Entries from a visual dataset:
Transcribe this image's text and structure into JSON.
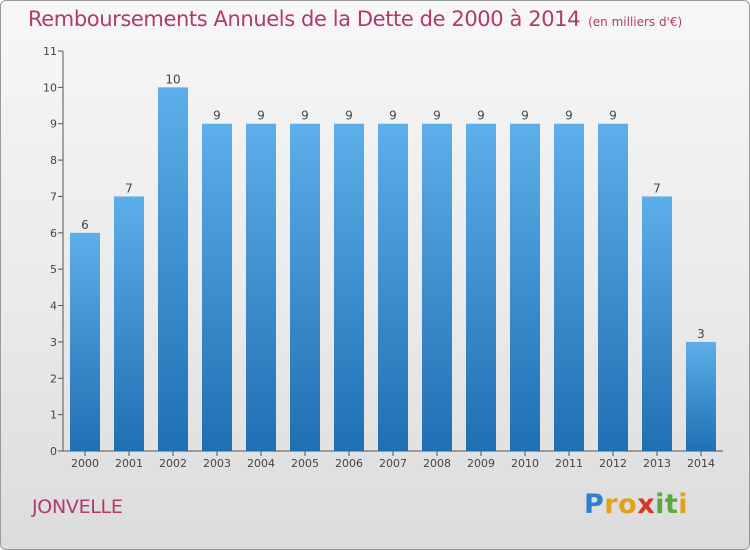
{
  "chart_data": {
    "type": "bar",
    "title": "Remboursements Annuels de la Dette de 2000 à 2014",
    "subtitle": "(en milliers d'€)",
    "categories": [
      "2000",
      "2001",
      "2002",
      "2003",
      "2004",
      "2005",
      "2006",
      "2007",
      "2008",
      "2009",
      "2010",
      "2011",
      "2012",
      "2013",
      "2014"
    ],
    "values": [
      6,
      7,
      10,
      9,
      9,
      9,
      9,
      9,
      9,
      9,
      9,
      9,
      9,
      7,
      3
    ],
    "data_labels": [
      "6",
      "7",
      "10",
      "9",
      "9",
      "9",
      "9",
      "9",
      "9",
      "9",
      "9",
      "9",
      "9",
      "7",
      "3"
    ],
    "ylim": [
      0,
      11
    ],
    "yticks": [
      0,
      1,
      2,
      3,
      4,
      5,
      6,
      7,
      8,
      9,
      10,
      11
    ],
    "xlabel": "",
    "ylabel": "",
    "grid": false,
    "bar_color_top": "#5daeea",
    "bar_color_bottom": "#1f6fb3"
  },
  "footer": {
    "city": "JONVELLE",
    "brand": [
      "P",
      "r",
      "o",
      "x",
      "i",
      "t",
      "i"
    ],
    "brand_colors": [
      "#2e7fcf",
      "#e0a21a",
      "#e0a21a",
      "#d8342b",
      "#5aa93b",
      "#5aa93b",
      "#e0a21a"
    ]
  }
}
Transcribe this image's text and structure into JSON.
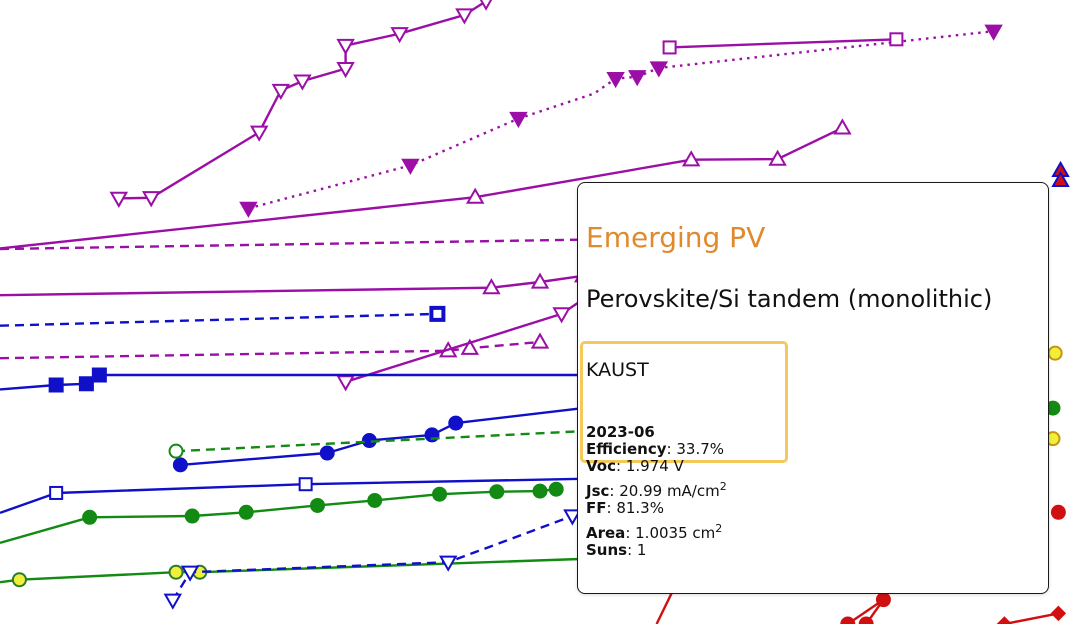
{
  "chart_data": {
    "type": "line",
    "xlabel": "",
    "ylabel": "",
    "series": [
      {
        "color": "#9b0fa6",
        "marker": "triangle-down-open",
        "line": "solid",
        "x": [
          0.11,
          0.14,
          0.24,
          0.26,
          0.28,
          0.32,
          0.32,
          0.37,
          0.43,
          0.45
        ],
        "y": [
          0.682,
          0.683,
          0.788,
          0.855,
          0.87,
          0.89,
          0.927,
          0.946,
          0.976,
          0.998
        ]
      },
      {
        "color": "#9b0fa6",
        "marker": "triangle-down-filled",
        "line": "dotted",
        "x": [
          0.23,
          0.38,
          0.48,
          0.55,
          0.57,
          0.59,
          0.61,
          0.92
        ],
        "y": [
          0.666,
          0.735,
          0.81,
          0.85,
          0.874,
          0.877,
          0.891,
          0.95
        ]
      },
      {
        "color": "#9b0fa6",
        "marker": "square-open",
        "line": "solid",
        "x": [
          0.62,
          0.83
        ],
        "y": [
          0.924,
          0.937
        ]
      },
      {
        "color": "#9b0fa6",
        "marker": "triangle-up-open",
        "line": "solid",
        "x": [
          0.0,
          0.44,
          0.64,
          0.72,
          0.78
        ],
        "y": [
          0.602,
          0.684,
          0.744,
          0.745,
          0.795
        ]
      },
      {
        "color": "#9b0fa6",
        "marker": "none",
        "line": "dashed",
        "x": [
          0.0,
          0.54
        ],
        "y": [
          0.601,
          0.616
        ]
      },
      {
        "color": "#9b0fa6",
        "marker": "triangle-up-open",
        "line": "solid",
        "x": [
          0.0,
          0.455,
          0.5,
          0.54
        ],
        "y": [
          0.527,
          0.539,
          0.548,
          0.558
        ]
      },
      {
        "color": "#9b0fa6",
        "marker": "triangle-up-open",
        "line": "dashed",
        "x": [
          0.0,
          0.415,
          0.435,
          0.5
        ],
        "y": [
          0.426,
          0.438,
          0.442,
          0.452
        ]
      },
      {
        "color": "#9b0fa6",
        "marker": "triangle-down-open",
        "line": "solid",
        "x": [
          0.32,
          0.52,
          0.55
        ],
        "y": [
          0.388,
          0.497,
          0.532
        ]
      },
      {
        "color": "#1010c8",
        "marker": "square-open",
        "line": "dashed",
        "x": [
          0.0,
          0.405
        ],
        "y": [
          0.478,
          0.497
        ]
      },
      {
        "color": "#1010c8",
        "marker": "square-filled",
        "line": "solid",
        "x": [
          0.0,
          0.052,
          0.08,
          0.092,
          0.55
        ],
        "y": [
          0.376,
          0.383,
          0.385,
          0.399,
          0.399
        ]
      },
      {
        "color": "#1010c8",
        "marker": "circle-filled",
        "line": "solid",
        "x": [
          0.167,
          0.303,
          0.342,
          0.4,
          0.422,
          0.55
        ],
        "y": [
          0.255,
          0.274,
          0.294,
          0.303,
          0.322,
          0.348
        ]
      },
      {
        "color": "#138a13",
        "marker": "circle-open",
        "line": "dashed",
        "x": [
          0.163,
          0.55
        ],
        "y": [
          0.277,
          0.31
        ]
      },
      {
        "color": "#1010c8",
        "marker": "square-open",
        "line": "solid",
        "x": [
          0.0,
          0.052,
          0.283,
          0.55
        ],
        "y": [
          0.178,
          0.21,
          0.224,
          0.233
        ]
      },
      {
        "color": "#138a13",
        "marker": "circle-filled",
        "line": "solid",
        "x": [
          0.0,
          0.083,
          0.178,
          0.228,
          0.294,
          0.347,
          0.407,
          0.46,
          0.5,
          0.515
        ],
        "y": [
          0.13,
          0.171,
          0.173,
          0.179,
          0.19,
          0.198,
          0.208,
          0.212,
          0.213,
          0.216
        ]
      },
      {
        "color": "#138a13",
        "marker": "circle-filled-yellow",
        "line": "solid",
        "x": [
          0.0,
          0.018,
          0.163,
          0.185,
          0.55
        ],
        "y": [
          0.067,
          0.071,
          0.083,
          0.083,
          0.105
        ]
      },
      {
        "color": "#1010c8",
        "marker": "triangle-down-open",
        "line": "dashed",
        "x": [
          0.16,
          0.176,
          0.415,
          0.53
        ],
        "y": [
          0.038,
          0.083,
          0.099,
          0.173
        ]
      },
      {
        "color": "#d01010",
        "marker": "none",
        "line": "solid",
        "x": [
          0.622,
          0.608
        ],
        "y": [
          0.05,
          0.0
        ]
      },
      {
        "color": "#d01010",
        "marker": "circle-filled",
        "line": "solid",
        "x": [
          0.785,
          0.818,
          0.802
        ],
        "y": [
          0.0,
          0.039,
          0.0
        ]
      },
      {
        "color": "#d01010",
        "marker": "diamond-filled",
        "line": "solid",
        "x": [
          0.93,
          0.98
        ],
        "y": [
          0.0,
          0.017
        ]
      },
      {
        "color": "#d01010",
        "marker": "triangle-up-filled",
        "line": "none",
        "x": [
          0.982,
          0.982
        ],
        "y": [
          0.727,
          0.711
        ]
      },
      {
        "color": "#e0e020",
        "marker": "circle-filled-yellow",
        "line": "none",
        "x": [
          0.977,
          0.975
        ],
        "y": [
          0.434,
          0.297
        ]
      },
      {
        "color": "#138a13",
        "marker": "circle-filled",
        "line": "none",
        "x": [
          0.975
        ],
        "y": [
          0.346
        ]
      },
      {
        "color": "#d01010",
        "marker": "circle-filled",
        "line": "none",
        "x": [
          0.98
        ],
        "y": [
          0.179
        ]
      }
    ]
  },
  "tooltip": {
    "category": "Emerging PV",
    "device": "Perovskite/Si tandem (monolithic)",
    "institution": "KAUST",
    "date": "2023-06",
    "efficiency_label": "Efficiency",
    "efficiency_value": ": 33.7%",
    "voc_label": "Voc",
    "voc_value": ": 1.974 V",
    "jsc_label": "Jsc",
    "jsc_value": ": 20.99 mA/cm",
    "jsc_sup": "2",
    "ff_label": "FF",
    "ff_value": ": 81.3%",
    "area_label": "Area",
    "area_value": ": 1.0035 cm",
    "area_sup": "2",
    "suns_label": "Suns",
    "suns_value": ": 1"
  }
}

* * *

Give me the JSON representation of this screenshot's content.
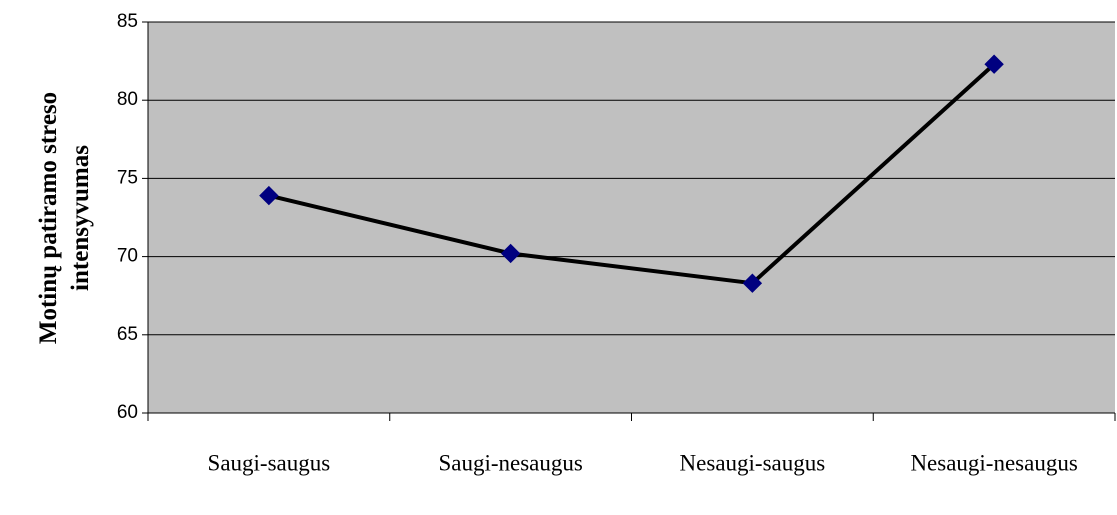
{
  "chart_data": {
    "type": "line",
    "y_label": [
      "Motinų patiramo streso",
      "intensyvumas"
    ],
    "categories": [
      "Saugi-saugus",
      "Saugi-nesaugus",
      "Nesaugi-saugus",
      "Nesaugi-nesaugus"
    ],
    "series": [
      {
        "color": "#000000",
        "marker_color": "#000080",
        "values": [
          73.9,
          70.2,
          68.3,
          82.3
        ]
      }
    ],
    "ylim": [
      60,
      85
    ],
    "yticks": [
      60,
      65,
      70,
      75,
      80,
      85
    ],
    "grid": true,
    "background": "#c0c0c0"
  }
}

---

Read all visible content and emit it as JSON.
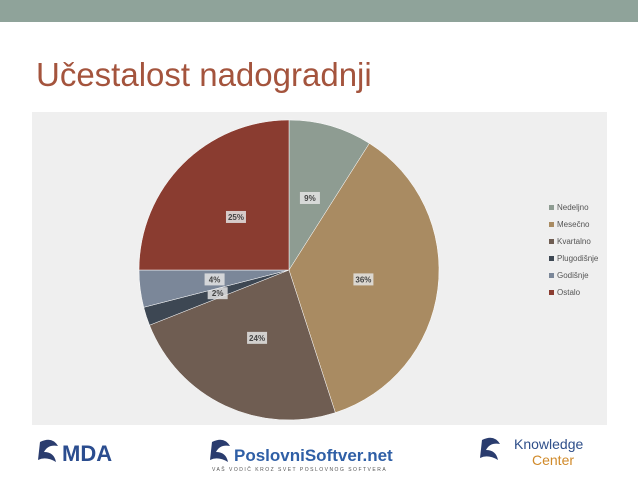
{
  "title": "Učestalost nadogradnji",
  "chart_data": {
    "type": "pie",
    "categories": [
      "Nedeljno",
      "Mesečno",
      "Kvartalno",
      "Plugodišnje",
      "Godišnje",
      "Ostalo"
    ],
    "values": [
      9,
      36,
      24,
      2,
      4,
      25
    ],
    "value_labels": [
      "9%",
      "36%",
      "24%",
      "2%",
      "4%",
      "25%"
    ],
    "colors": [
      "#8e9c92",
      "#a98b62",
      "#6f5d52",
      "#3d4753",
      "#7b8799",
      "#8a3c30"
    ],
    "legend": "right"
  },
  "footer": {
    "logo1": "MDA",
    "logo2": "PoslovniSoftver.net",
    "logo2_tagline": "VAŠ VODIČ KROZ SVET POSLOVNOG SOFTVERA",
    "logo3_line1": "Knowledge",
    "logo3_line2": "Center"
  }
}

GOAL:
Search the entries for the word "JSON", then list each line that holds it.

TASK SOLUTION:
Transcribe this image's text and structure into JSON.
Transcribe this image's text and structure into JSON.
Give me the JSON representation of this screenshot's content.
Read all visible content and emit it as JSON.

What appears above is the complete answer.